§ EXERCISE TASK 1:
In the news report about Zimbabweans outside the consulate in Cape Town, how long has Spray Vandai lived in Gugulethu?

§ SELECTED EXCERPT:
* * * * * * * * *

Latest news:

Hundreds of Zimbabweans camp outside consulate in Cape Town

They want the Zimbabwean government to help them get home safely

Hundreds of Zimbabwean nationals are sleeping outside the Zimbabwean consulate in Cape Town pleading for the government to help them get back home.

On Thursday 18 June, piles of large suitcases and bags wrapped in plastic were strewn on the pavements around the office. People were huddled in groups with blankets and jackets to keep warm. The previous night the group, including women and children, had slept outside.

“I want to go to Zimbabwe because of xenophobia,” said Marian Gwanyira who had been living in Dunoon. While holding her six-month-old baby, she said she had been threatened by her neighbours. They told her “Abahambe” which means “They must leave”.

She came to South Africa in 2024 with her husband because “in Zimbabwe there’s no jobs”, she said.

Gwanyira faced another night on the pavement with her baby and husband again.

“I don’t want to be undocumented,” said Spray Vandai, who has lived in Gugulethu for four years.

* * * * * * * * *

§ EXCERPTED RECORDS:
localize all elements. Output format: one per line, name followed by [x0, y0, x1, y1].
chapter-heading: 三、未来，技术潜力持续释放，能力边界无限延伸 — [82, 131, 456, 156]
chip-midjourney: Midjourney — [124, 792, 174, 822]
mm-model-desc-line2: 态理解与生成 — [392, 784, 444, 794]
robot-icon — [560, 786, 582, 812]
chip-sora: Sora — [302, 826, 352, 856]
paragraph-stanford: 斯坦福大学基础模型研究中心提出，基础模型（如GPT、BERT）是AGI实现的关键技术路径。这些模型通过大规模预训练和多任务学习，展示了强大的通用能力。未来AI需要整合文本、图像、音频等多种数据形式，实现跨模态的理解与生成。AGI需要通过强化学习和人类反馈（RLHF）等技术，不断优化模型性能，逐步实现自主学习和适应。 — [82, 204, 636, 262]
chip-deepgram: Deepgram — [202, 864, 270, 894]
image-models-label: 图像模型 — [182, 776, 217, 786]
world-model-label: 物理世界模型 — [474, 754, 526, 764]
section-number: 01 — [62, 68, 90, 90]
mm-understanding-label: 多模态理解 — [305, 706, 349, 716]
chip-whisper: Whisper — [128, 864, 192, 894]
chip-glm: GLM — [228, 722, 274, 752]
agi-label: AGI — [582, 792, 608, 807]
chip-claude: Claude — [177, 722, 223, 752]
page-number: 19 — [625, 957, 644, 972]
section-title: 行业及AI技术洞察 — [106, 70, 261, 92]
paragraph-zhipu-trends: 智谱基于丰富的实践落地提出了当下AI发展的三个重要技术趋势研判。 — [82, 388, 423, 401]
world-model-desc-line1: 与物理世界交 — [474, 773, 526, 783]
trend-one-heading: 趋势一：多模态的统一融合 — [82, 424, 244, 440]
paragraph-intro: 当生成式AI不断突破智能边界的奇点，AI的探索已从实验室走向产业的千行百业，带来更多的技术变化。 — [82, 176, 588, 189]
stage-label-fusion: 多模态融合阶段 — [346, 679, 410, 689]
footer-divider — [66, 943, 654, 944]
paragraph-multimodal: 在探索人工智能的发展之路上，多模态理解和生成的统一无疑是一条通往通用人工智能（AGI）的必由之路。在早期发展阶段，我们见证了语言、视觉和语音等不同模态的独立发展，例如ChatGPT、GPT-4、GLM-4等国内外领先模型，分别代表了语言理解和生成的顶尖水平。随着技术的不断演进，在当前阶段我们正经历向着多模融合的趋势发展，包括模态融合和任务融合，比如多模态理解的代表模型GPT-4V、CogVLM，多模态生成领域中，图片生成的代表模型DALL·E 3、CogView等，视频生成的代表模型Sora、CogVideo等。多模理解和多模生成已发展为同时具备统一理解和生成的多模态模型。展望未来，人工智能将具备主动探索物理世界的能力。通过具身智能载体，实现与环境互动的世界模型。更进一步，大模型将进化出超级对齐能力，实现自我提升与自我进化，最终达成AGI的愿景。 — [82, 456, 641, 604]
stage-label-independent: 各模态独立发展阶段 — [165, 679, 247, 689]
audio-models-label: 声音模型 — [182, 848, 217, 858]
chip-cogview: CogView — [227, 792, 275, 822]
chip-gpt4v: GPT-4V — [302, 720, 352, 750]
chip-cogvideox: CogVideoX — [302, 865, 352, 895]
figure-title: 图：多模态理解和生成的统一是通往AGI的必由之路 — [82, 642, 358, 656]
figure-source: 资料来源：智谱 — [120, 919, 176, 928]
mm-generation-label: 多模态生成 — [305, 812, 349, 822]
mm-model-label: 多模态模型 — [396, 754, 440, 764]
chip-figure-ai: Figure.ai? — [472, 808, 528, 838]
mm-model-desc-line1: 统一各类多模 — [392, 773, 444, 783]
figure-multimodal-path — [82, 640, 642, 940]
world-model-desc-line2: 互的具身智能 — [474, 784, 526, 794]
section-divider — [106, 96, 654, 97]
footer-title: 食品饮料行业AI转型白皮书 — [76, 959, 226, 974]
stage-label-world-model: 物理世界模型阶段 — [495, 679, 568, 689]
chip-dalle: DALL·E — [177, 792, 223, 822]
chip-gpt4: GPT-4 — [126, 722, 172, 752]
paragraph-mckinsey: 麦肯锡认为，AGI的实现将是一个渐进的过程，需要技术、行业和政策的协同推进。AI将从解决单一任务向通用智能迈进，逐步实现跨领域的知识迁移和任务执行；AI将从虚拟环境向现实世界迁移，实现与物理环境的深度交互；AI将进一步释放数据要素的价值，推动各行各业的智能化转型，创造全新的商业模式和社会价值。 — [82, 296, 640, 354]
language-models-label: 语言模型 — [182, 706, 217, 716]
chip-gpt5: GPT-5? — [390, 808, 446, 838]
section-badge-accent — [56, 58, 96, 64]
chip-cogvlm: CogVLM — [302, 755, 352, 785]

* * * * * * * * *

§ EXERCISE TASK 2:
Count the lines in the rows that contain the string "multimodal", with case significant. Reply with the number only.

§ ANSWER 1:
Four years.

§ ANSWER 2:
2